__What to do__: Transcribe the entries below exactly.

__Records for processing__:
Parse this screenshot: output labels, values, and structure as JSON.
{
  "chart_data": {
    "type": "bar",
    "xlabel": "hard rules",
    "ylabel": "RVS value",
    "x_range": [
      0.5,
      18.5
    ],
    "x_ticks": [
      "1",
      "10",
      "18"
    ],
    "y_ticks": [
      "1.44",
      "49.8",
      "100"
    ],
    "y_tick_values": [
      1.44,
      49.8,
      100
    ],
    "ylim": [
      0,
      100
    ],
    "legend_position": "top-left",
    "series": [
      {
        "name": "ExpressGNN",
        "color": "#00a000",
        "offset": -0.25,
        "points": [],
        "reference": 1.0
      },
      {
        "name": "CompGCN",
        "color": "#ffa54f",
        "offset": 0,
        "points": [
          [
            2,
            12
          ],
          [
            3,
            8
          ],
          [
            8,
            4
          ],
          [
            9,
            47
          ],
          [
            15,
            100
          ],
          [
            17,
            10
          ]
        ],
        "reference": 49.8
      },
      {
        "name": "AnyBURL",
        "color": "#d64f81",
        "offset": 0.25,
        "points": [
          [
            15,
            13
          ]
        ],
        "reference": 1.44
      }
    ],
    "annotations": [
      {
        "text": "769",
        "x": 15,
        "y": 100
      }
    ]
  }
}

__Exercise answer__:
Parse this screenshot: output labels, values, and structure as JSON.
{
  "chart_data": {
    "type": "bar",
    "xlabel": "hard rules",
    "ylabel": "RVS value",
    "x_range": [
      0.5,
      18.5
    ],
    "x_ticks": [
      "1",
      "10",
      "18"
    ],
    "y_ticks": [
      "1.44",
      "49.8",
      "100"
    ],
    "y_tick_values": [
      1.44,
      49.8,
      100
    ],
    "ylim": [
      0,
      100
    ],
    "legend_position": "top-left",
    "series": [
      {
        "name": "ExpressGNN",
        "color": "#00a000",
        "offset": -0.25,
        "points": [],
        "reference": 1.0
      },
      {
        "name": "CompGCN",
        "color": "#ffa54f",
        "offset": 0,
        "points": [
          [
            2,
            12
          ],
          [
            3,
            8
          ],
          [
            8,
            4
          ],
          [
            9,
            47
          ],
          [
            15,
            100
          ],
          [
            17,
            10
          ]
        ],
        "reference": 49.8
      },
      {
        "name": "AnyBURL",
        "color": "#d64f81",
        "offset": 0.25,
        "points": [
          [
            15,
            13
          ]
        ],
        "reference": 1.44
      }
    ],
    "annotations": [
      {
        "text": "769",
        "x": 15,
        "y": 100
      }
    ]
  }
}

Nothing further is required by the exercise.